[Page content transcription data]
☆ ☆ ☆ ☆
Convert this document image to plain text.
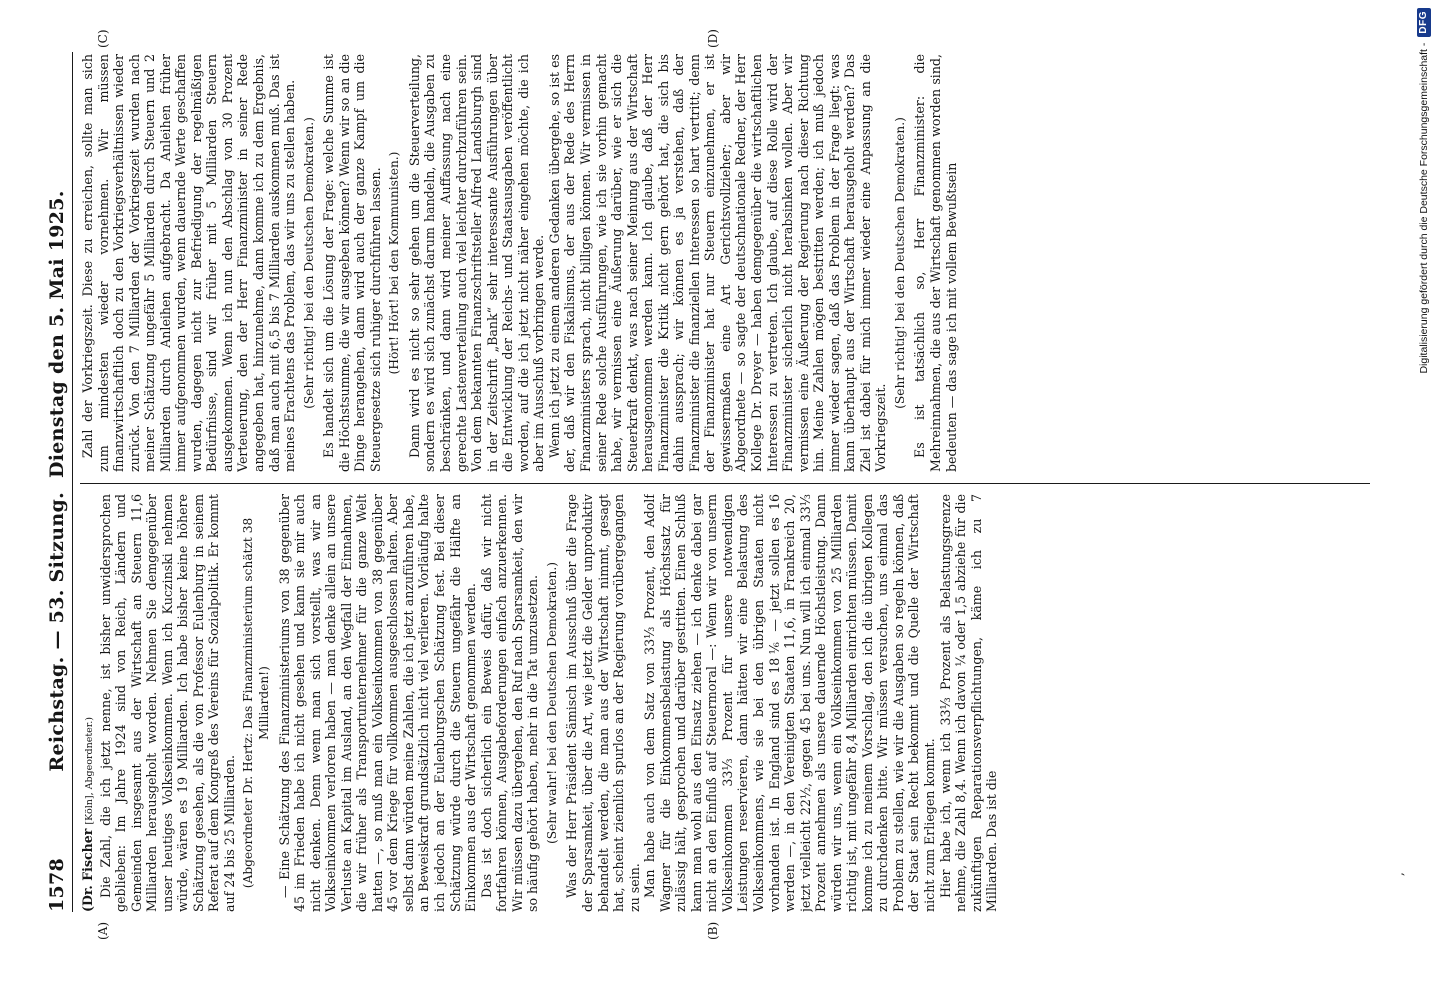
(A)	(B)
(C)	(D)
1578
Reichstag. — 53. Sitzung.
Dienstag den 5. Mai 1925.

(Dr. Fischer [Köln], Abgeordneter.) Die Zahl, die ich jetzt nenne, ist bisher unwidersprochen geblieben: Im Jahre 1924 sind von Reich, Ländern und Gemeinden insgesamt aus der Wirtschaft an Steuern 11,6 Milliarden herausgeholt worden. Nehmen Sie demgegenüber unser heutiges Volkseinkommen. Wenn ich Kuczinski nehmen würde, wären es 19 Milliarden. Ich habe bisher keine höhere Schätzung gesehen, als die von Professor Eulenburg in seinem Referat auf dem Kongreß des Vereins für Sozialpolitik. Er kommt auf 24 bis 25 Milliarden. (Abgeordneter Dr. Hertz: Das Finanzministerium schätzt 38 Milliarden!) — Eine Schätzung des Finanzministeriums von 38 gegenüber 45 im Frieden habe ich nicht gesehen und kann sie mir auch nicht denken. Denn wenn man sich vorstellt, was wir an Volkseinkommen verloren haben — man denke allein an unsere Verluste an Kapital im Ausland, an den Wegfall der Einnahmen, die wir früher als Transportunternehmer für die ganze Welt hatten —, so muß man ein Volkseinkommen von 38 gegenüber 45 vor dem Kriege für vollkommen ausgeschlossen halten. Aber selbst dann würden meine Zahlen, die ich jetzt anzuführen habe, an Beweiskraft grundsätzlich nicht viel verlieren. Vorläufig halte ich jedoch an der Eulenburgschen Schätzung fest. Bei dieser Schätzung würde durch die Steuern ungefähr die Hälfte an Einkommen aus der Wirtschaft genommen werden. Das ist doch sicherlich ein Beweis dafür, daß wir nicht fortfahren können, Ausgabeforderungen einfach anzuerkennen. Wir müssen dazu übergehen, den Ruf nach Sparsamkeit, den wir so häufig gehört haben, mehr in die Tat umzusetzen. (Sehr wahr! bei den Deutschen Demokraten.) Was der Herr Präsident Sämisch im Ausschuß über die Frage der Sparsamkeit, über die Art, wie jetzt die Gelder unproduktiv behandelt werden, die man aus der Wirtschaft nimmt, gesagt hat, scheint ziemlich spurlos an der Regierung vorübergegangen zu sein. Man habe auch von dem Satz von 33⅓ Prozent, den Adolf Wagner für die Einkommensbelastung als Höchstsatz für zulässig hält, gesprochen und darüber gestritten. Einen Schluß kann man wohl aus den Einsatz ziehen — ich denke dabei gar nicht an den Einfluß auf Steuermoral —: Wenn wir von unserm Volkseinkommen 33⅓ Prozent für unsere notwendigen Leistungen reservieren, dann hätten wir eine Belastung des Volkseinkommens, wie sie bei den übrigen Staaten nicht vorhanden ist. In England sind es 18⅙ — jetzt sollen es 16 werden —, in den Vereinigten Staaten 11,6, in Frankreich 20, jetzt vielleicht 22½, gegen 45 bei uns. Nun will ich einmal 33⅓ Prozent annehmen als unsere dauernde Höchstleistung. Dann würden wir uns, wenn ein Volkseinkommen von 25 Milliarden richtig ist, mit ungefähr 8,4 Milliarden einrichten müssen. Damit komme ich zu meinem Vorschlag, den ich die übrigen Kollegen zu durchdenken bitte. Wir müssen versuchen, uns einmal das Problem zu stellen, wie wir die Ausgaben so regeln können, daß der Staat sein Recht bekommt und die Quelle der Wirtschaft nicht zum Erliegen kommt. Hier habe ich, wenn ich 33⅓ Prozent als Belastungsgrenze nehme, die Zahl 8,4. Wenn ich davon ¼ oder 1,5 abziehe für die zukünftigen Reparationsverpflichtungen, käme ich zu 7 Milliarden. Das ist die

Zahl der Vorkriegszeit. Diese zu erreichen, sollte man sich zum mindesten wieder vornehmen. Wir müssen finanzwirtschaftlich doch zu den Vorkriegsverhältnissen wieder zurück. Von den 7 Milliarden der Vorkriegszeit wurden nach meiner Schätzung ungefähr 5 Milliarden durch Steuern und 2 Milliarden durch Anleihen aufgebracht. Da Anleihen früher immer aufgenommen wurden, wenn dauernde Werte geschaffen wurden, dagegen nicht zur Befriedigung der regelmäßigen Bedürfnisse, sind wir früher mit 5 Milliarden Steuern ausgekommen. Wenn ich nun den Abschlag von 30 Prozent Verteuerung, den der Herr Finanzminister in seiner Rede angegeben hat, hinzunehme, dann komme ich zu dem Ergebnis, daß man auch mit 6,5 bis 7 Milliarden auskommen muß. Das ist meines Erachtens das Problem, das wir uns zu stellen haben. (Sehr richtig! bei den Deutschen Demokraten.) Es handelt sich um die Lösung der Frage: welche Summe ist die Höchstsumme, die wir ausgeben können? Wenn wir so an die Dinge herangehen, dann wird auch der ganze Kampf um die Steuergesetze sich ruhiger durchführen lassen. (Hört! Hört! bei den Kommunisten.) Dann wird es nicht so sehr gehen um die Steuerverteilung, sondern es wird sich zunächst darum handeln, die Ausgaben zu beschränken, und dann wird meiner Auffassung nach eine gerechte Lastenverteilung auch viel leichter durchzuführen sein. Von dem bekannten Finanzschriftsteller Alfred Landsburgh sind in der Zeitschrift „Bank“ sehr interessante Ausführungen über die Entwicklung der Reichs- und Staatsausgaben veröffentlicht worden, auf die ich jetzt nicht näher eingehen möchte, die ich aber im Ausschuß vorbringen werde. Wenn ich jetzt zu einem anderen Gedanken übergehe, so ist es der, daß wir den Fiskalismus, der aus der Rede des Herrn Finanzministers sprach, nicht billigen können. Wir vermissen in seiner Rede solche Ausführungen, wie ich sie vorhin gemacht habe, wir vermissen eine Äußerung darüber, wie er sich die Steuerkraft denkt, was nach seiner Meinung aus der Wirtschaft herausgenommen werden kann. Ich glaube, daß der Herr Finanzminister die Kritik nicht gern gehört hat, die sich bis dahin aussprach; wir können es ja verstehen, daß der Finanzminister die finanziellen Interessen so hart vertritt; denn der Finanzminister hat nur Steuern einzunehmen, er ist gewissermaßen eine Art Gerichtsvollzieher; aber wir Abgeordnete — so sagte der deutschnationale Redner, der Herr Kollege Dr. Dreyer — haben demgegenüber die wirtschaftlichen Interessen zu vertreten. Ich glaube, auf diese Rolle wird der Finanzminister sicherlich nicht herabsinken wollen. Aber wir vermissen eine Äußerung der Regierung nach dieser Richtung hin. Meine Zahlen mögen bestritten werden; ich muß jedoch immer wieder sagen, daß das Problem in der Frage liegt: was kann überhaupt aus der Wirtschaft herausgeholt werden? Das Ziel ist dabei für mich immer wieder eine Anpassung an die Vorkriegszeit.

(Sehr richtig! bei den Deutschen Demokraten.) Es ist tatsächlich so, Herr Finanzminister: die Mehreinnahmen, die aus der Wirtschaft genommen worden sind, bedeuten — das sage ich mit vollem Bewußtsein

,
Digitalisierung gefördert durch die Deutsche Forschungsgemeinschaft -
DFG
☆ ☆ ☆ ☆
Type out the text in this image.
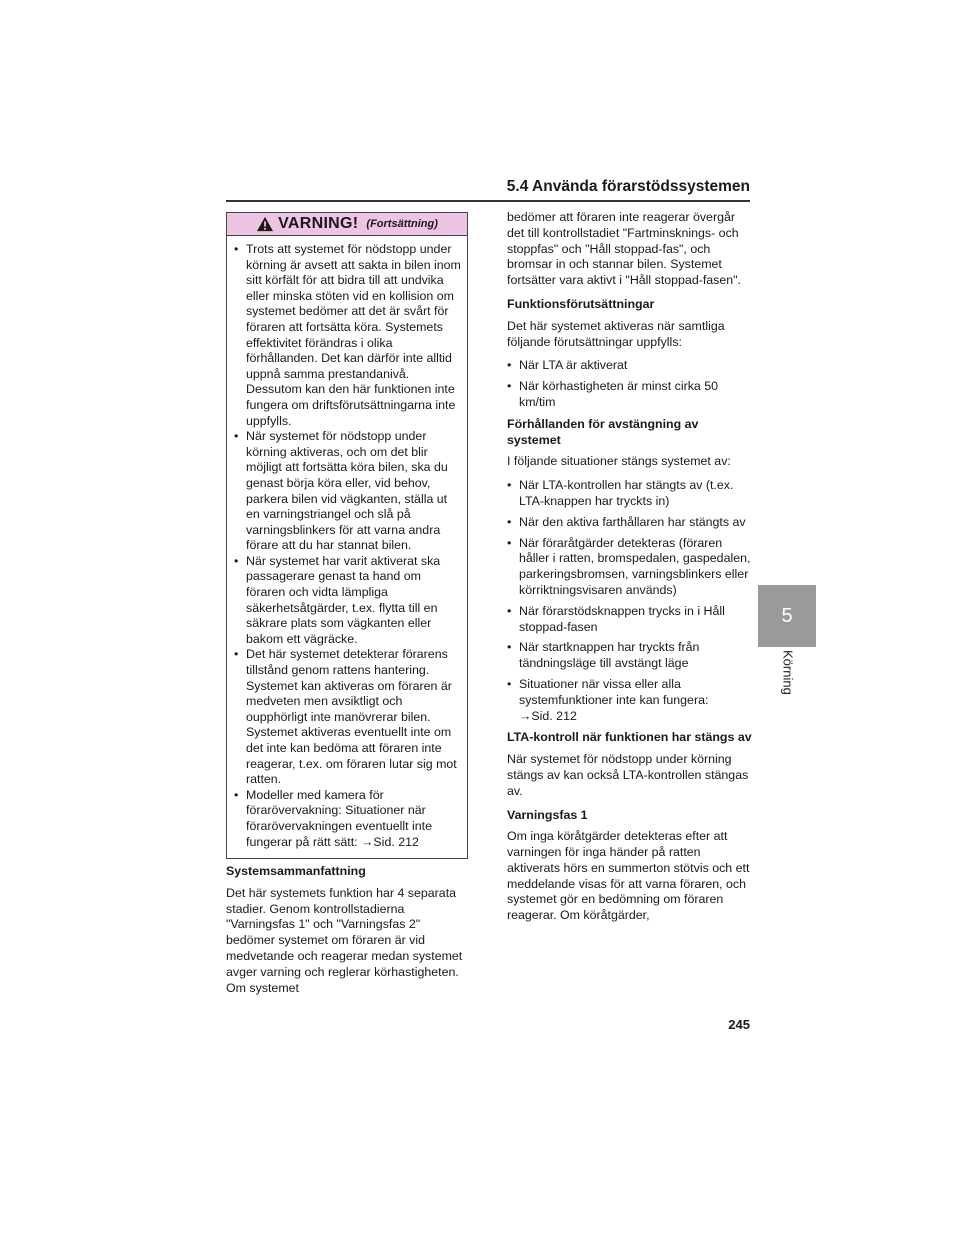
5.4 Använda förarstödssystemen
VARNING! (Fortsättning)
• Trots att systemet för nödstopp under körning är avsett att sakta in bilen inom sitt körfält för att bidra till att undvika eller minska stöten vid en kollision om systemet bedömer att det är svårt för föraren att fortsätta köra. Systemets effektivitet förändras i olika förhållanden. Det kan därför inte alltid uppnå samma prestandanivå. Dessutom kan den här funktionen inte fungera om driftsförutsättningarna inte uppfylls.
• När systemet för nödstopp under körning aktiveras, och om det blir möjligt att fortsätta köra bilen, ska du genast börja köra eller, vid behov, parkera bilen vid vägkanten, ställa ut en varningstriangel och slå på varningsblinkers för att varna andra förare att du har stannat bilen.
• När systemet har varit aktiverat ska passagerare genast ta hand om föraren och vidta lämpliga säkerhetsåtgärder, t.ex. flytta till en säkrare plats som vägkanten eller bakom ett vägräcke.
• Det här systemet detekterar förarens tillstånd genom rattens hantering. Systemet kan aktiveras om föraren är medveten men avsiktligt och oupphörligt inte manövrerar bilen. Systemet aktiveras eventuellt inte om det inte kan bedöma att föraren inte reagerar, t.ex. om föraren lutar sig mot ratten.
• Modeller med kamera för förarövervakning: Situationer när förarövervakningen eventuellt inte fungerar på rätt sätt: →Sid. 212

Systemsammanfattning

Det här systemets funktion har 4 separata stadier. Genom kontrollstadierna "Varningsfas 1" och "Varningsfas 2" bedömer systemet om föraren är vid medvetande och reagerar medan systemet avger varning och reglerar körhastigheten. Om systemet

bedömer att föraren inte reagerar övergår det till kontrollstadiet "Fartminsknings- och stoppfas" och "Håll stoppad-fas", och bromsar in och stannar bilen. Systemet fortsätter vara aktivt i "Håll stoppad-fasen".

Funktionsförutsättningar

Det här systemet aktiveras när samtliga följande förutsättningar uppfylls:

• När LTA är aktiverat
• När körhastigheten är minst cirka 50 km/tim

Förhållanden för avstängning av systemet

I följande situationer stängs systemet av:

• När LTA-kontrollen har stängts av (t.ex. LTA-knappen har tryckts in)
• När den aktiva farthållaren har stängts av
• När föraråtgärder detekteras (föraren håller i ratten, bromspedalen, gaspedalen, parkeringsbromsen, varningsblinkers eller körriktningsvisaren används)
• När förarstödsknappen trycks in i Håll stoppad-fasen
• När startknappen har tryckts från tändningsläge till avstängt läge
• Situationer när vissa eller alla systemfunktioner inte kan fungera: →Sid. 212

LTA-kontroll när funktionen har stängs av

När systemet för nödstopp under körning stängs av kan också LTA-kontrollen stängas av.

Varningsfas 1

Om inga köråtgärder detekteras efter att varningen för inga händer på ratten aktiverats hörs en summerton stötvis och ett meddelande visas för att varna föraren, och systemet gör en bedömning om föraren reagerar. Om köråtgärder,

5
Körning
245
☆ ☆ ☆ ☆
▶ **ACTION ITEM**
Scan the entries above and return each line that holds "text".

▶ **RESULT BELOW**
Convert this document image to plain text.
Type out the text in this image.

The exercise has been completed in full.